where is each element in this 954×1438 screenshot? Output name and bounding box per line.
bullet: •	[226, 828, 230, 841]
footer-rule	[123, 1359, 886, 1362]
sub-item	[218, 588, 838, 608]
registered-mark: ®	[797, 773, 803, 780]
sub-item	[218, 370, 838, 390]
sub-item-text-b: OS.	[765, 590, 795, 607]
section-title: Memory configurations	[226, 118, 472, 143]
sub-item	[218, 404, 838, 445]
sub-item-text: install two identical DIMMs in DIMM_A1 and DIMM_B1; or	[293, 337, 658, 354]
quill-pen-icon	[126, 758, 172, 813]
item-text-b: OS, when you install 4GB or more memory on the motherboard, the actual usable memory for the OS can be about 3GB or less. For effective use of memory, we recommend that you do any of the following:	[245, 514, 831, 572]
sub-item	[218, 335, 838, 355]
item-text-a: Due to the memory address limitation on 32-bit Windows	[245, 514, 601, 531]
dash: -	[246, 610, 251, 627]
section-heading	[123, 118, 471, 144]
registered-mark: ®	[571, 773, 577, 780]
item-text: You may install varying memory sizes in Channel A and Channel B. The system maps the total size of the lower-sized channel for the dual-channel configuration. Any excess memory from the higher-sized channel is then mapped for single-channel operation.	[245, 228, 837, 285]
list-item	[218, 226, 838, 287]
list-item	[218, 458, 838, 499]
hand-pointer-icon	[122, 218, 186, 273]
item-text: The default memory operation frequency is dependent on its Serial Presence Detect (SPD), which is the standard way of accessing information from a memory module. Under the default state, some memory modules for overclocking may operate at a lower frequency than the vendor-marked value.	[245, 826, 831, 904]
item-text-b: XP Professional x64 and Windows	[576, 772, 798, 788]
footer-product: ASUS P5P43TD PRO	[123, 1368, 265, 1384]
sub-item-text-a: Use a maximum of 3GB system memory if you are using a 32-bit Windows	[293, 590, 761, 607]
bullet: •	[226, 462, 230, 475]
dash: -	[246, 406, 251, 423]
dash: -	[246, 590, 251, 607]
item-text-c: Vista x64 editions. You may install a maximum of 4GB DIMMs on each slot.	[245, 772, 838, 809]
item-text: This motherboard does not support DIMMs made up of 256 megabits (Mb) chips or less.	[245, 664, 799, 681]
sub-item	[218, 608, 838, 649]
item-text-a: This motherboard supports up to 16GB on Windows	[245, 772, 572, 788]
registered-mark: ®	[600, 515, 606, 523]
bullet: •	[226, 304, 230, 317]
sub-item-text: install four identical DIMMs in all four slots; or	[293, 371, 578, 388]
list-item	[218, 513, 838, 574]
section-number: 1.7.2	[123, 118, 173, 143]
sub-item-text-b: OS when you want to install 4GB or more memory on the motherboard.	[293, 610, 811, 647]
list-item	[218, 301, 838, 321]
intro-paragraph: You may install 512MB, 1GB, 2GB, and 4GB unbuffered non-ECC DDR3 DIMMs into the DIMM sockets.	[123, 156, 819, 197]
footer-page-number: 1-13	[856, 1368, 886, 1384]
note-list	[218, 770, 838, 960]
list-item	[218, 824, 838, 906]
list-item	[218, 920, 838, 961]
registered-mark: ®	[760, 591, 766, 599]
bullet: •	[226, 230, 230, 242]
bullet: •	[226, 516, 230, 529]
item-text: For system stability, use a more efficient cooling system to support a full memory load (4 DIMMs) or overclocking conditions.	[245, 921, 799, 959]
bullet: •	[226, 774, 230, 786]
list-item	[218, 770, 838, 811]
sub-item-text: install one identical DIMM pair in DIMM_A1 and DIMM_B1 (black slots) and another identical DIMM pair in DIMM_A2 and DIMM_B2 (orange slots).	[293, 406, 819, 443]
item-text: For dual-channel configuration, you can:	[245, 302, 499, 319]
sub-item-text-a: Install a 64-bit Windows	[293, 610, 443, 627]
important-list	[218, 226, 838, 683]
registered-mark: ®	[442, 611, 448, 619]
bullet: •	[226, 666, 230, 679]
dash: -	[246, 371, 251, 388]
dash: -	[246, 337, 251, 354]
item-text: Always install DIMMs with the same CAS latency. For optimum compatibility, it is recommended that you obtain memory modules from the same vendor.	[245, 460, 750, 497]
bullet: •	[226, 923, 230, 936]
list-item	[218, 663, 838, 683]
= = = = =
_Set problem_
Reproduce all of the items above word for word, line by line.

_Task answer_
where is each element in this 954×1438 screenshot? Output name and bounding box per line.
bullet: •	[226, 828, 230, 841]
footer-rule	[123, 1359, 886, 1362]
sub-item	[218, 588, 838, 608]
registered-mark: ®	[797, 773, 803, 780]
sub-item	[218, 370, 838, 390]
sub-item-text-b: OS.	[765, 590, 795, 607]
section-title: Memory configurations	[226, 118, 472, 143]
sub-item	[218, 404, 838, 445]
sub-item-text: install two identical DIMMs in DIMM_A1 and DIMM_B1; or	[293, 337, 658, 354]
quill-pen-icon	[126, 758, 172, 813]
item-text-b: OS, when you install 4GB or more memory on the motherboard, the actual usable memory for the OS can be about 3GB or less. For effective use of memory, we recommend that you do any of the following:	[245, 514, 831, 572]
sub-item	[218, 335, 838, 355]
item-text-a: Due to the memory address limitation on 32-bit Windows	[245, 514, 601, 531]
dash: -	[246, 610, 251, 627]
section-heading	[123, 118, 471, 144]
registered-mark: ®	[571, 773, 577, 780]
item-text: You may install varying memory sizes in Channel A and Channel B. The system maps the total size of the lower-sized channel for the dual-channel configuration. Any excess memory from the higher-sized channel is then mapped for single-channel operation.	[245, 228, 837, 285]
list-item	[218, 226, 838, 287]
list-item	[218, 458, 838, 499]
hand-pointer-icon	[122, 218, 186, 273]
item-text: The default memory operation frequency is dependent on its Serial Presence Detect (SPD), which is the standard way of accessing information from a memory module. Under the default state, some memory modules for overclocking may operate at a lower frequency than the vendor-marked value.	[245, 826, 831, 904]
item-text-b: XP Professional x64 and Windows	[576, 772, 798, 788]
footer-product: ASUS P5P43TD PRO	[123, 1368, 265, 1384]
sub-item-text-a: Use a maximum of 3GB system memory if you are using a 32-bit Windows	[293, 590, 761, 607]
bullet: •	[226, 462, 230, 475]
dash: -	[246, 406, 251, 423]
dash: -	[246, 590, 251, 607]
item-text-c: Vista x64 editions. You may install a maximum of 4GB DIMMs on each slot.	[245, 772, 838, 809]
item-text: This motherboard does not support DIMMs made up of 256 megabits (Mb) chips or less.	[245, 664, 799, 681]
sub-item	[218, 608, 838, 649]
item-text-a: This motherboard supports up to 16GB on Windows	[245, 772, 572, 788]
registered-mark: ®	[600, 515, 606, 523]
bullet: •	[226, 304, 230, 317]
sub-item-text: install four identical DIMMs in all four slots; or	[293, 371, 578, 388]
list-item	[218, 513, 838, 574]
section-number: 1.7.2	[123, 118, 173, 143]
sub-item-text-b: OS when you want to install 4GB or more memory on the motherboard.	[293, 610, 811, 647]
list-item	[218, 301, 838, 321]
intro-paragraph: You may install 512MB, 1GB, 2GB, and 4GB unbuffered non-ECC DDR3 DIMMs into the DIMM sockets.	[123, 156, 819, 197]
footer-page-number: 1-13	[856, 1368, 886, 1384]
note-list	[218, 770, 838, 960]
list-item	[218, 824, 838, 906]
list-item	[218, 920, 838, 961]
registered-mark: ®	[760, 591, 766, 599]
bullet: •	[226, 230, 230, 242]
bullet: •	[226, 516, 230, 529]
item-text: For system stability, use a more efficient cooling system to support a full memory load (4 DIMMs) or overclocking conditions.	[245, 921, 799, 959]
bullet: •	[226, 774, 230, 786]
list-item	[218, 770, 838, 811]
sub-item-text: install one identical DIMM pair in DIMM_A1 and DIMM_B1 (black slots) and another identical DIMM pair in DIMM_A2 and DIMM_B2 (orange slots).	[293, 406, 819, 443]
item-text: For dual-channel configuration, you can:	[245, 302, 499, 319]
sub-item-text-a: Install a 64-bit Windows	[293, 610, 443, 627]
important-list	[218, 226, 838, 683]
registered-mark: ®	[442, 611, 448, 619]
bullet: •	[226, 666, 230, 679]
dash: -	[246, 371, 251, 388]
dash: -	[246, 337, 251, 354]
item-text: Always install DIMMs with the same CAS latency. For optimum compatibility, it is recommended that you obtain memory modules from the same vendor.	[245, 460, 750, 497]
bullet: •	[226, 923, 230, 936]
list-item	[218, 663, 838, 683]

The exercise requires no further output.